_SUPPLIED RECORDS_.
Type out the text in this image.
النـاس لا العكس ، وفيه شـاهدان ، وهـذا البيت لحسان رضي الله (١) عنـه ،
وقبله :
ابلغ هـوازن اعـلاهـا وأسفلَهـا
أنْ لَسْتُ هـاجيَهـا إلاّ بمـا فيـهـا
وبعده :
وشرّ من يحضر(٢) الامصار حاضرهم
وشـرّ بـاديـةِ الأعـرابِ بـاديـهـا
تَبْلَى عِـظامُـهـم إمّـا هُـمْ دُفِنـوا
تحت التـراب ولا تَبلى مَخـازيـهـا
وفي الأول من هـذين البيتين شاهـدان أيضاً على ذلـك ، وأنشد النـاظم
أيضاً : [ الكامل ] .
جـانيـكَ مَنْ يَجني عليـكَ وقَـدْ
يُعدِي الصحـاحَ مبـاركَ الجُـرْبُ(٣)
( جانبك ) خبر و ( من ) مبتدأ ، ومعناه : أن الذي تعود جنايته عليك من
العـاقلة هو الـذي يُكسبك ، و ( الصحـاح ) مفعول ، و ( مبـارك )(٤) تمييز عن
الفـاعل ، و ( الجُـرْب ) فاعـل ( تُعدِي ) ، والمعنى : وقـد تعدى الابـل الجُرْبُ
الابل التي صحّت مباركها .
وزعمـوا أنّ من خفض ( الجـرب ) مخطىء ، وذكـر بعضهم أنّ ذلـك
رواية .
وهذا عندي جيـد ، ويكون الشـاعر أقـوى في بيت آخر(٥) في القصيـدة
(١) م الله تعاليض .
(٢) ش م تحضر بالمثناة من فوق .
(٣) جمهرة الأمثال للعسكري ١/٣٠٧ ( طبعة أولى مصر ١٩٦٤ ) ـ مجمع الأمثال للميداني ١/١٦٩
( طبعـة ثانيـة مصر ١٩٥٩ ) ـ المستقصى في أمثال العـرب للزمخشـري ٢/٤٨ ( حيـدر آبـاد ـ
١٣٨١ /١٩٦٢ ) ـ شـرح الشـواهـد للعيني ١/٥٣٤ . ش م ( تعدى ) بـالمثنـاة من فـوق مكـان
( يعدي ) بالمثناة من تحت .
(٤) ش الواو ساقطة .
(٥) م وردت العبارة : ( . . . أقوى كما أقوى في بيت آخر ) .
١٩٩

_JOB_.
Leave out every line without the string "تعدى" and copy the rest.

_OUTPUT_.
الفـاعل ، و ( الجُـرْب ) فاعـل ( تُعدِي ) ، والمعنى : وقـد تعدى الابـل الجُرْبُ
١٣٨١ /١٩٦٢ ) ـ شـرح الشـواهـد للعيني ١/٥٣٤ . ش م ( تعدى ) بـالمثنـاة من فـوق مكـان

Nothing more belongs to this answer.